- **INSTRUCTION**
Copy each line of the records that contains the word "Paris".

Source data
==========
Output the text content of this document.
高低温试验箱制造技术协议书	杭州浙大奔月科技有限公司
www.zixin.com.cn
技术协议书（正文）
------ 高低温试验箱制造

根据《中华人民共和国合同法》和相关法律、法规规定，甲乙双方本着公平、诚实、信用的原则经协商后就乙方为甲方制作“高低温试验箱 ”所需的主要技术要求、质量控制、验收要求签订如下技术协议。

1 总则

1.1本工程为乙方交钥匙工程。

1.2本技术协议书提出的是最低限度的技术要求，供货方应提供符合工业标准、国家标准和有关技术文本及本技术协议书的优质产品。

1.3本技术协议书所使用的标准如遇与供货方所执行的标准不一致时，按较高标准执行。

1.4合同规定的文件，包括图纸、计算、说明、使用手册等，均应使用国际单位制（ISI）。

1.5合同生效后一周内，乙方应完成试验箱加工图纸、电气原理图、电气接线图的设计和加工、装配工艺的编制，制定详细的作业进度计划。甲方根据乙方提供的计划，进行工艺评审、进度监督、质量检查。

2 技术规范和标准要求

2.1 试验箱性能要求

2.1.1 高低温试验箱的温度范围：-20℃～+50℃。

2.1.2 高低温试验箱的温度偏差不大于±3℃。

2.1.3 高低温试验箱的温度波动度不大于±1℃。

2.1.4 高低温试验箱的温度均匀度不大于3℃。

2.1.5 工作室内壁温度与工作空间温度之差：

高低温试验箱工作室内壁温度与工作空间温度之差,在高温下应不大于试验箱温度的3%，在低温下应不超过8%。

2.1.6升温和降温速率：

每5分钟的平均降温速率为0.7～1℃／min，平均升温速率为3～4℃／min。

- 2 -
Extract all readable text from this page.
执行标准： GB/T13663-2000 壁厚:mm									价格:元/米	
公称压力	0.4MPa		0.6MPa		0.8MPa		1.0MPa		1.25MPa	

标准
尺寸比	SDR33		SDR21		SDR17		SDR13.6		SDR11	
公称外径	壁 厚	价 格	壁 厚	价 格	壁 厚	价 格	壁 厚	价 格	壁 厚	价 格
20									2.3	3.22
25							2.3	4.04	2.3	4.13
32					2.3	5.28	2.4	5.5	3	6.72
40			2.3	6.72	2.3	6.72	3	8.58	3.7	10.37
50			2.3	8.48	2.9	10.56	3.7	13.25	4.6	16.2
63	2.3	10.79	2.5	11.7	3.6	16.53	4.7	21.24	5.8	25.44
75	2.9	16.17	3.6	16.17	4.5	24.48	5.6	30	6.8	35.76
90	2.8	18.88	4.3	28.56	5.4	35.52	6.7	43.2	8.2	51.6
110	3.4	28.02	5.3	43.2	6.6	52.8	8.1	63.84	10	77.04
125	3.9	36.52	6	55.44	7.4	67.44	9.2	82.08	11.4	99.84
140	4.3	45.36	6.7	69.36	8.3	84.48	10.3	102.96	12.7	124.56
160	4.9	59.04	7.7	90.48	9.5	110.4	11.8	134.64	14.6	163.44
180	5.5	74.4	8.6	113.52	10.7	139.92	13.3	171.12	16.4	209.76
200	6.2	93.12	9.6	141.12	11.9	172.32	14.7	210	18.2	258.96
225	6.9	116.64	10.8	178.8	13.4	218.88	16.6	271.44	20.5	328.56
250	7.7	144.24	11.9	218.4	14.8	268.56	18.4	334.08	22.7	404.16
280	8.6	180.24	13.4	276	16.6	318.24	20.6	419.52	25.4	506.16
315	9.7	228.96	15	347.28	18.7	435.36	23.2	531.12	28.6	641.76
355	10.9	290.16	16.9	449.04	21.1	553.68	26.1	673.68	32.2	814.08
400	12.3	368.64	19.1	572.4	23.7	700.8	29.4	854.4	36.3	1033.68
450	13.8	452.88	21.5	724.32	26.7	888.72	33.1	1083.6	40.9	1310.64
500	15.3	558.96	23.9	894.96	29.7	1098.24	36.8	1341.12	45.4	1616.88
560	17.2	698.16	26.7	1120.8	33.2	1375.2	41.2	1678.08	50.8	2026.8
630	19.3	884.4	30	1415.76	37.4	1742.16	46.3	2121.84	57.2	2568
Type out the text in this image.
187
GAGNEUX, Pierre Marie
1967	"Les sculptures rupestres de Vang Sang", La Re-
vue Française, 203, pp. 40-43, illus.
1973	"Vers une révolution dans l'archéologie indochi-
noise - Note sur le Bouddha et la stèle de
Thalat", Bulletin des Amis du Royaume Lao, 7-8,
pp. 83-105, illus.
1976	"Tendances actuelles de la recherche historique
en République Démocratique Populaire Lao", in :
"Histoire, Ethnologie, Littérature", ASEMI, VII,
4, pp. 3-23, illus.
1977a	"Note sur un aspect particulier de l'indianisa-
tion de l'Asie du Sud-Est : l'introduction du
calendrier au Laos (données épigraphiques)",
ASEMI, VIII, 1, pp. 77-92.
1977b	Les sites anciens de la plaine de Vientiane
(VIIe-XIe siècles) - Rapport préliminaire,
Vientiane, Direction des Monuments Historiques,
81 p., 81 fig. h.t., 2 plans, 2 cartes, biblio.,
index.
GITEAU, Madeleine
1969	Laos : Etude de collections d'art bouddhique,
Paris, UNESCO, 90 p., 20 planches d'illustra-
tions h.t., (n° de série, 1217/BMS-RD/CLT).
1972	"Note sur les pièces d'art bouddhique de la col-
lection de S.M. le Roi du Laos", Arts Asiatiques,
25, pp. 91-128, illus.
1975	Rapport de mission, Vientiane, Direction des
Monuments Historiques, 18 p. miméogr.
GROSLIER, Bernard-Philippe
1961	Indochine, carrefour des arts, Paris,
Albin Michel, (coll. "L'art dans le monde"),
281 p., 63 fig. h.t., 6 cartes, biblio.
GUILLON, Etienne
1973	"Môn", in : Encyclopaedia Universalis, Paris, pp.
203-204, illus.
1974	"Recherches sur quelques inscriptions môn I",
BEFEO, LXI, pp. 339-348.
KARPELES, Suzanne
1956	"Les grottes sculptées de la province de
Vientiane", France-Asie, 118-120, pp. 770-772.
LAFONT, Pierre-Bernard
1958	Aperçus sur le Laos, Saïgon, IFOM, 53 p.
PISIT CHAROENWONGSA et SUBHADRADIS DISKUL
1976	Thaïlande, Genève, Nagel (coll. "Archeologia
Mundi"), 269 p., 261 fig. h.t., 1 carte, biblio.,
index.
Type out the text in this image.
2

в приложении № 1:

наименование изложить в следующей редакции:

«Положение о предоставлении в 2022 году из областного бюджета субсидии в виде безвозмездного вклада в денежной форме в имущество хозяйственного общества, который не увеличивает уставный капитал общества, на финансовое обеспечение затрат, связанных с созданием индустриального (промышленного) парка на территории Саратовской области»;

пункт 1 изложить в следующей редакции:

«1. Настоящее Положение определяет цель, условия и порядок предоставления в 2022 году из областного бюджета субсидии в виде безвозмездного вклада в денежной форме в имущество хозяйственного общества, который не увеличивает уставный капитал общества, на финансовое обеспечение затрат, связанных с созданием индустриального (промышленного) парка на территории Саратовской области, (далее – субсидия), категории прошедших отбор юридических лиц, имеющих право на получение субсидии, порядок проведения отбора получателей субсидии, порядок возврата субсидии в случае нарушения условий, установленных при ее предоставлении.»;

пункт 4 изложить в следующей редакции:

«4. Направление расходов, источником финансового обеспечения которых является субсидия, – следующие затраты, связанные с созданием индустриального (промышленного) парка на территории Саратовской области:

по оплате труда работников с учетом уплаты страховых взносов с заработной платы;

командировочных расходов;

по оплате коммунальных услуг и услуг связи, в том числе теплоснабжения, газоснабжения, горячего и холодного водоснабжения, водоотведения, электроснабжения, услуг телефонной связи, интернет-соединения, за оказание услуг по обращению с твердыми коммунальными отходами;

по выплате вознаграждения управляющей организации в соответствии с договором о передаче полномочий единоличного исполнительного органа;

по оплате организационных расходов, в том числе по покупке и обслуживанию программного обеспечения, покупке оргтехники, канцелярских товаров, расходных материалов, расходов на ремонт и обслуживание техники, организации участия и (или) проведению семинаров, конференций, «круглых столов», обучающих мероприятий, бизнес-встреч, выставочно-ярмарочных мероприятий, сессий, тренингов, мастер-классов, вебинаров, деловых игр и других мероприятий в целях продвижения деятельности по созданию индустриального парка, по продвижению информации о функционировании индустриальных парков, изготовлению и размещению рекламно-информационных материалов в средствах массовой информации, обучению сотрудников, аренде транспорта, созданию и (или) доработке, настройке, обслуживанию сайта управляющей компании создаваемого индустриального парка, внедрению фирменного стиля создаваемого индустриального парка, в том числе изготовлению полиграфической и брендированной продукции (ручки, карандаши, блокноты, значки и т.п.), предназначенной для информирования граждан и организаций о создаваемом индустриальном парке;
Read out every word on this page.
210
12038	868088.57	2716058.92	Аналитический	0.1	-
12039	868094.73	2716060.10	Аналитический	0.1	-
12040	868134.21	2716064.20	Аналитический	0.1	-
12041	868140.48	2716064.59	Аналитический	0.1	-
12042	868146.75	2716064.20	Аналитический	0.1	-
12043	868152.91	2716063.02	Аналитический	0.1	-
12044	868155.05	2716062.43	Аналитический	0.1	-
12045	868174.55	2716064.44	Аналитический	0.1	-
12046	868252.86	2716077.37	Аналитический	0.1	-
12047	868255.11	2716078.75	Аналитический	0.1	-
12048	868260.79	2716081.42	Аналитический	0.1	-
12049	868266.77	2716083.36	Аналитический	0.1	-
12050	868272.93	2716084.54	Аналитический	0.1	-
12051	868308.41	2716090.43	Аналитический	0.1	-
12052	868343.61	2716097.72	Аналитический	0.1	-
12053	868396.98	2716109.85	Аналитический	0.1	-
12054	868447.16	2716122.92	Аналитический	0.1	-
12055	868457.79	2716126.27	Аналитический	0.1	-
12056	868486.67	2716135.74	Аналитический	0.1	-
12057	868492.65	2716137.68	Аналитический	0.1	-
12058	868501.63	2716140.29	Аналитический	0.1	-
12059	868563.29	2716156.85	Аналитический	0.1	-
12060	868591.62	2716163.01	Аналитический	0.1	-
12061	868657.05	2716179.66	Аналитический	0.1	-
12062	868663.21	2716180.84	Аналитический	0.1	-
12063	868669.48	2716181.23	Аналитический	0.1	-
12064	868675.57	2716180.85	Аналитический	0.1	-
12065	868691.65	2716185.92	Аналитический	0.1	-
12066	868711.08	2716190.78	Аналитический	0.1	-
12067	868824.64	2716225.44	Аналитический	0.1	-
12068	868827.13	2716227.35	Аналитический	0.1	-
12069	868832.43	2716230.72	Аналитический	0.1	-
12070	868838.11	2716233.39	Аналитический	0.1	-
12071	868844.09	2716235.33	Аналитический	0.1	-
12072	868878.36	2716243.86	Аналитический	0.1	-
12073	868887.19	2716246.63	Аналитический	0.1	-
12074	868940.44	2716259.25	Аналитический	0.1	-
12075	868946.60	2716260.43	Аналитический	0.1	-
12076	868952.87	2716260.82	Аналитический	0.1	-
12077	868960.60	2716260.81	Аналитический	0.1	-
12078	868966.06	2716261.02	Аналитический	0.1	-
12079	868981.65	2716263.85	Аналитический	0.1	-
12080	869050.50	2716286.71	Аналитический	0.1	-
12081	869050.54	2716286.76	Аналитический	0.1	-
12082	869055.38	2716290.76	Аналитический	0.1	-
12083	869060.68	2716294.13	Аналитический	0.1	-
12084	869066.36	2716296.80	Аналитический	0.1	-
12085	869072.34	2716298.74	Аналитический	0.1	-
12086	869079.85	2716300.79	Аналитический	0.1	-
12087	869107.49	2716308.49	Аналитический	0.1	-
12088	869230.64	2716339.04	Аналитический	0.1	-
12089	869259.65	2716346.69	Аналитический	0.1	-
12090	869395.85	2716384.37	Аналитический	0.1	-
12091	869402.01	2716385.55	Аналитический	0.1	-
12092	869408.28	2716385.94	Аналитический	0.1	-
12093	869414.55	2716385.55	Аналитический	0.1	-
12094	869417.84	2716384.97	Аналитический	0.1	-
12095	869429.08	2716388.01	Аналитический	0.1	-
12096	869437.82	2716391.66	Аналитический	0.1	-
==========
- **IN RESPONSE**
Paris, UNESCO, 90 p., 20 planches d'illustra-
1961	Indochine, carrefour des arts, Paris,
1973	"Môn", in : Encyclopaedia Universalis, Paris, pp.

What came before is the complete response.